YOUR GOAL: No images are to be carried over; print all other material exactly as it stands.

Saved entries:
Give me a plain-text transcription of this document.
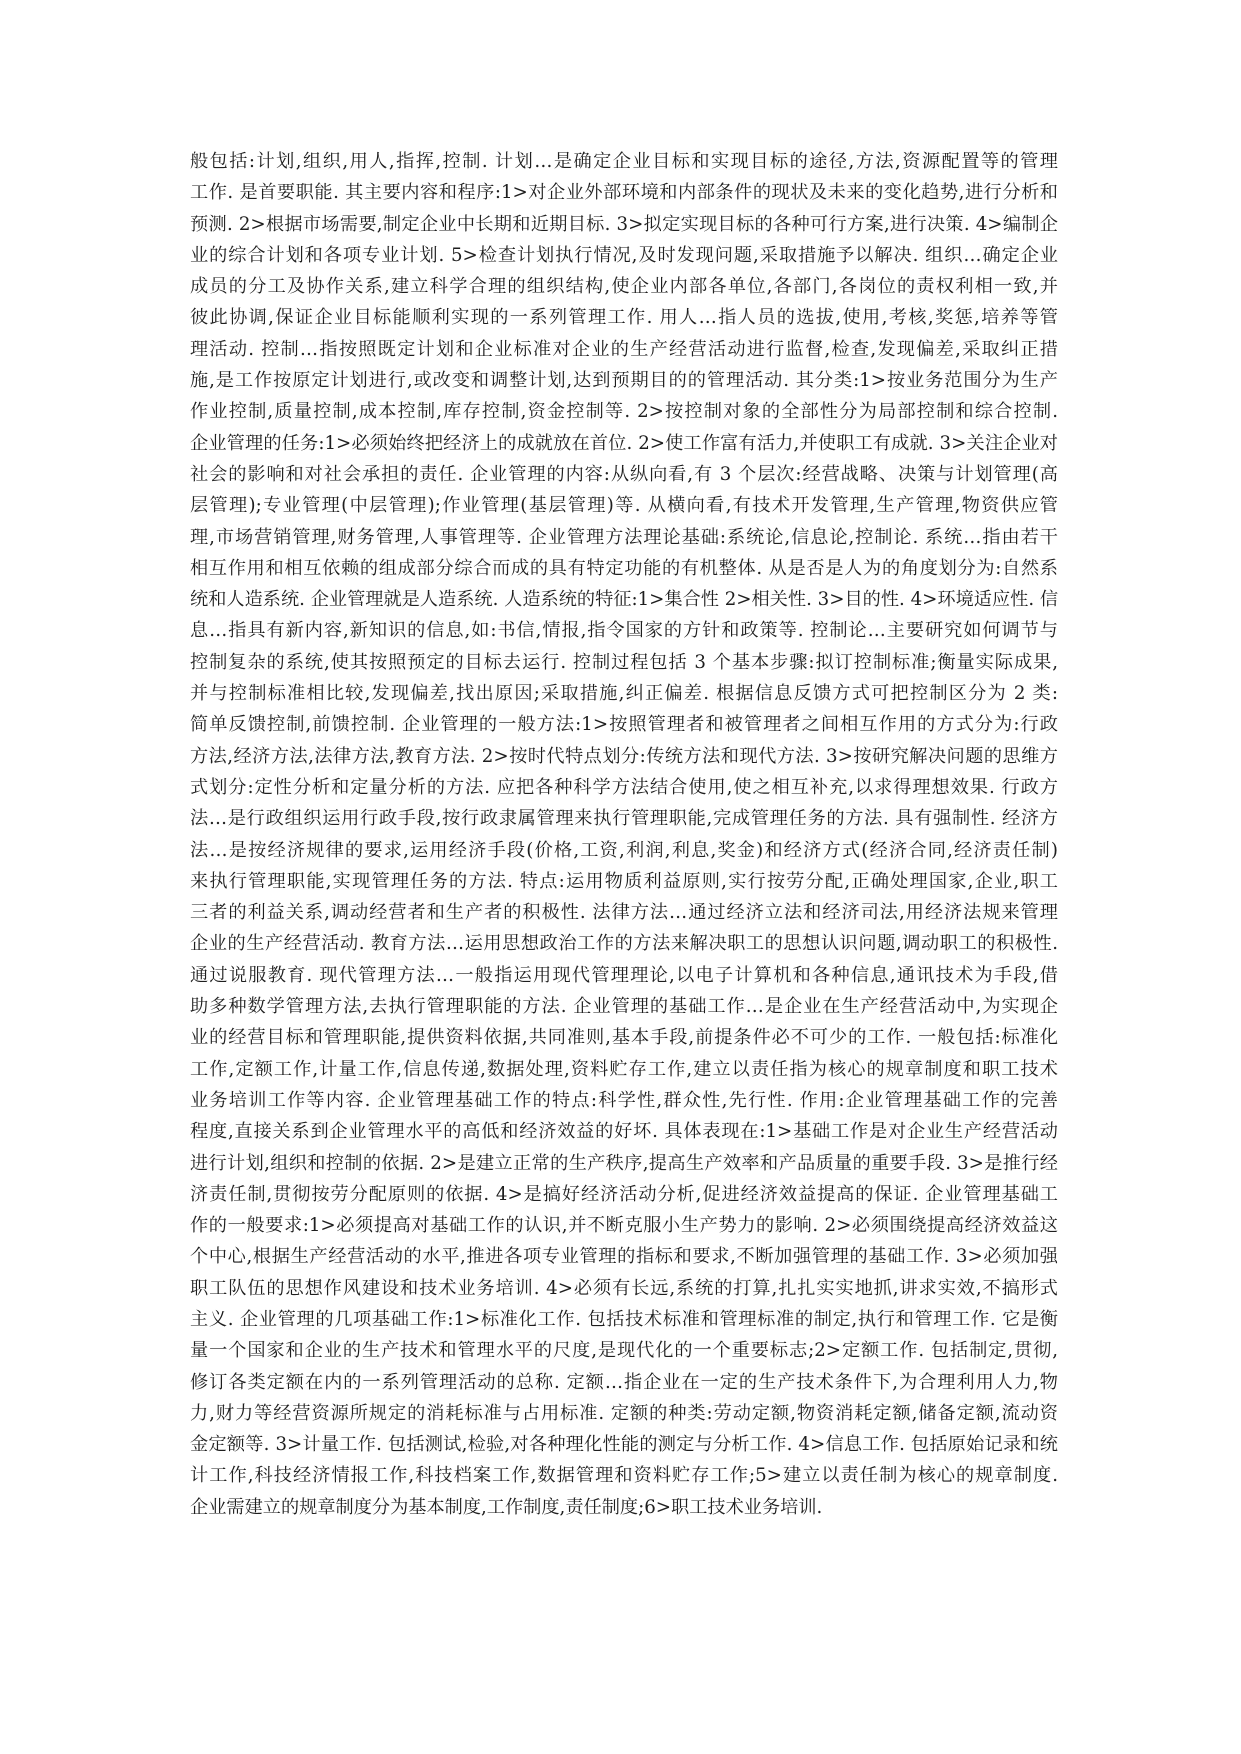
般包括:计划,组织,用人,指挥,控制. 计划…是确定企业目标和实现目标的途径,方法,资源配置等的管理
工作. 是首要职能. 其主要内容和程序:1>对企业外部环境和内部条件的现状及未来的变化趋势,进行分析和
预测. 2>根据市场需要,制定企业中长期和近期目标. 3>拟定实现目标的各种可行方案,进行决策. 4>编制企
业的综合计划和各项专业计划. 5>检查计划执行情况,及时发现问题,采取措施予以解决. 组织…确定企业
成员的分工及协作关系,建立科学合理的组织结构,使企业内部各单位,各部门,各岗位的责权利相一致,并
彼此协调,保证企业目标能顺利实现的一系列管理工作. 用人…指人员的选拔,使用,考核,奖惩,培养等管
理活动. 控制…指按照既定计划和企业标准对企业的生产经营活动进行监督,检查,发现偏差,采取纠正措
施,是工作按原定计划进行,或改变和调整计划,达到预期目的的管理活动. 其分类:1>按业务范围分为生产
作业控制,质量控制,成本控制,库存控制,资金控制等. 2>按控制对象的全部性分为局部控制和综合控制.
企业管理的任务:1>必须始终把经济上的成就放在首位. 2>使工作富有活力,并使职工有成就. 3>关注企业对
社会的影响和对社会承担的责任. 企业管理的内容:从纵向看,有 3 个层次:经营战略、决策与计划管理(高
层管理);专业管理(中层管理);作业管理(基层管理)等. 从横向看,有技术开发管理,生产管理,物资供应管
理,市场营销管理,财务管理,人事管理等. 企业管理方法理论基础:系统论,信息论,控制论. 系统…指由若干
相互作用和相互依赖的组成部分综合而成的具有特定功能的有机整体. 从是否是人为的角度划分为:自然系
统和人造系统. 企业管理就是人造系统. 人造系统的特征:1>集合性 2>相关性. 3>目的性. 4>环境适应性. 信
息…指具有新内容,新知识的信息,如:书信,情报,指令国家的方针和政策等. 控制论…主要研究如何调节与
控制复杂的系统,使其按照预定的目标去运行. 控制过程包括 3 个基本步骤:拟订控制标准;衡量实际成果,
并与控制标准相比较,发现偏差,找出原因;采取措施,纠正偏差. 根据信息反馈方式可把控制区分为 2 类:
简单反馈控制,前馈控制. 企业管理的一般方法:1>按照管理者和被管理者之间相互作用的方式分为:行政
方法,经济方法,法律方法,教育方法. 2>按时代特点划分:传统方法和现代方法. 3>按研究解决问题的思维方
式划分:定性分析和定量分析的方法. 应把各种科学方法结合使用,使之相互补充,以求得理想效果. 行政方
法…是行政组织运用行政手段,按行政隶属管理来执行管理职能,完成管理任务的方法. 具有强制性. 经济方
法…是按经济规律的要求,运用经济手段(价格,工资,利润,利息,奖金)和经济方式(经济合同,经济责任制)
来执行管理职能,实现管理任务的方法. 特点:运用物质利益原则,实行按劳分配,正确处理国家,企业,职工
三者的利益关系,调动经营者和生产者的积极性. 法律方法…通过经济立法和经济司法,用经济法规来管理
企业的生产经营活动. 教育方法…运用思想政治工作的方法来解决职工的思想认识问题,调动职工的积极性.
通过说服教育. 现代管理方法…一般指运用现代管理理论,以电子计算机和各种信息,通讯技术为手段,借
助多种数学管理方法,去执行管理职能的方法. 企业管理的基础工作…是企业在生产经营活动中,为实现企
业的经营目标和管理职能,提供资料依据,共同准则,基本手段,前提条件必不可少的工作. 一般包括:标准化
工作,定额工作,计量工作,信息传递,数据处理,资料贮存工作,建立以责任指为核心的规章制度和职工技术
业务培训工作等内容. 企业管理基础工作的特点:科学性,群众性,先行性. 作用:企业管理基础工作的完善
程度,直接关系到企业管理水平的高低和经济效益的好坏. 具体表现在:1>基础工作是对企业生产经营活动
进行计划,组织和控制的依据. 2>是建立正常的生产秩序,提高生产效率和产品质量的重要手段. 3>是推行经
济责任制,贯彻按劳分配原则的依据. 4>是搞好经济活动分析,促进经济效益提高的保证. 企业管理基础工
作的一般要求:1>必须提高对基础工作的认识,并不断克服小生产势力的影响. 2>必须围绕提高经济效益这
个中心,根据生产经营活动的水平,推进各项专业管理的指标和要求,不断加强管理的基础工作. 3>必须加强
职工队伍的思想作风建设和技术业务培训. 4>必须有长远,系统的打算,扎扎实实地抓,讲求实效,不搞形式
主义. 企业管理的几项基础工作:1>标准化工作. 包括技术标准和管理标准的制定,执行和管理工作. 它是衡
量一个国家和企业的生产技术和管理水平的尺度,是现代化的一个重要标志;2>定额工作. 包括制定,贯彻,
修订各类定额在内的一系列管理活动的总称. 定额…指企业在一定的生产技术条件下,为合理利用人力,物
力,财力等经营资源所规定的消耗标准与占用标准. 定额的种类:劳动定额,物资消耗定额,储备定额,流动资
金定额等. 3>计量工作. 包括测试,检验,对各种理化性能的测定与分析工作. 4>信息工作. 包括原始记录和统
计工作,科技经济情报工作,科技档案工作,数据管理和资料贮存工作;5>建立以责任制为核心的规章制度.
企业需建立的规章制度分为基本制度,工作制度,责任制度;6>职工技术业务培训.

FINAL RESULT:
Give me a plain-text transcription of this document.
般包括:计划,组织,用人,指挥,控制. 计划…是确定企业目标和实现目标的途径,方法,资源配置等的管理
工作. 是首要职能. 其主要内容和程序:1>对企业外部环境和内部条件的现状及未来的变化趋势,进行分析和
预测. 2>根据市场需要,制定企业中长期和近期目标. 3>拟定实现目标的各种可行方案,进行决策. 4>编制企
业的综合计划和各项专业计划. 5>检查计划执行情况,及时发现问题,采取措施予以解决. 组织…确定企业
成员的分工及协作关系,建立科学合理的组织结构,使企业内部各单位,各部门,各岗位的责权利相一致,并
彼此协调,保证企业目标能顺利实现的一系列管理工作. 用人…指人员的选拔,使用,考核,奖惩,培养等管
理活动. 控制…指按照既定计划和企业标准对企业的生产经营活动进行监督,检查,发现偏差,采取纠正措
施,是工作按原定计划进行,或改变和调整计划,达到预期目的的管理活动. 其分类:1>按业务范围分为生产
作业控制,质量控制,成本控制,库存控制,资金控制等. 2>按控制对象的全部性分为局部控制和综合控制.
企业管理的任务:1>必须始终把经济上的成就放在首位. 2>使工作富有活力,并使职工有成就. 3>关注企业对
社会的影响和对社会承担的责任. 企业管理的内容:从纵向看,有 3 个层次:经营战略、决策与计划管理(高
层管理);专业管理(中层管理);作业管理(基层管理)等. 从横向看,有技术开发管理,生产管理,物资供应管
理,市场营销管理,财务管理,人事管理等. 企业管理方法理论基础:系统论,信息论,控制论. 系统…指由若干
相互作用和相互依赖的组成部分综合而成的具有特定功能的有机整体. 从是否是人为的角度划分为:自然系
统和人造系统. 企业管理就是人造系统. 人造系统的特征:1>集合性 2>相关性. 3>目的性. 4>环境适应性. 信
息…指具有新内容,新知识的信息,如:书信,情报,指令国家的方针和政策等. 控制论…主要研究如何调节与
控制复杂的系统,使其按照预定的目标去运行. 控制过程包括 3 个基本步骤:拟订控制标准;衡量实际成果,
并与控制标准相比较,发现偏差,找出原因;采取措施,纠正偏差. 根据信息反馈方式可把控制区分为 2 类:
简单反馈控制,前馈控制. 企业管理的一般方法:1>按照管理者和被管理者之间相互作用的方式分为:行政
方法,经济方法,法律方法,教育方法. 2>按时代特点划分:传统方法和现代方法. 3>按研究解决问题的思维方
式划分:定性分析和定量分析的方法. 应把各种科学方法结合使用,使之相互补充,以求得理想效果. 行政方
法…是行政组织运用行政手段,按行政隶属管理来执行管理职能,完成管理任务的方法. 具有强制性. 经济方
法…是按经济规律的要求,运用经济手段(价格,工资,利润,利息,奖金)和经济方式(经济合同,经济责任制)
来执行管理职能,实现管理任务的方法. 特点:运用物质利益原则,实行按劳分配,正确处理国家,企业,职工
三者的利益关系,调动经营者和生产者的积极性. 法律方法…通过经济立法和经济司法,用经济法规来管理
企业的生产经营活动. 教育方法…运用思想政治工作的方法来解决职工的思想认识问题,调动职工的积极性.
通过说服教育. 现代管理方法…一般指运用现代管理理论,以电子计算机和各种信息,通讯技术为手段,借
助多种数学管理方法,去执行管理职能的方法. 企业管理的基础工作…是企业在生产经营活动中,为实现企
业的经营目标和管理职能,提供资料依据,共同准则,基本手段,前提条件必不可少的工作. 一般包括:标准化
工作,定额工作,计量工作,信息传递,数据处理,资料贮存工作,建立以责任指为核心的规章制度和职工技术
业务培训工作等内容. 企业管理基础工作的特点:科学性,群众性,先行性. 作用:企业管理基础工作的完善
程度,直接关系到企业管理水平的高低和经济效益的好坏. 具体表现在:1>基础工作是对企业生产经营活动
进行计划,组织和控制的依据. 2>是建立正常的生产秩序,提高生产效率和产品质量的重要手段. 3>是推行经
济责任制,贯彻按劳分配原则的依据. 4>是搞好经济活动分析,促进经济效益提高的保证. 企业管理基础工
作的一般要求:1>必须提高对基础工作的认识,并不断克服小生产势力的影响. 2>必须围绕提高经济效益这
个中心,根据生产经营活动的水平,推进各项专业管理的指标和要求,不断加强管理的基础工作. 3>必须加强
职工队伍的思想作风建设和技术业务培训. 4>必须有长远,系统的打算,扎扎实实地抓,讲求实效,不搞形式
主义. 企业管理的几项基础工作:1>标准化工作. 包括技术标准和管理标准的制定,执行和管理工作. 它是衡
量一个国家和企业的生产技术和管理水平的尺度,是现代化的一个重要标志;2>定额工作. 包括制定,贯彻,
修订各类定额在内的一系列管理活动的总称. 定额…指企业在一定的生产技术条件下,为合理利用人力,物
力,财力等经营资源所规定的消耗标准与占用标准. 定额的种类:劳动定额,物资消耗定额,储备定额,流动资
金定额等. 3>计量工作. 包括测试,检验,对各种理化性能的测定与分析工作. 4>信息工作. 包括原始记录和统
计工作,科技经济情报工作,科技档案工作,数据管理和资料贮存工作;5>建立以责任制为核心的规章制度.
企业需建立的规章制度分为基本制度,工作制度,责任制度;6>职工技术业务培训.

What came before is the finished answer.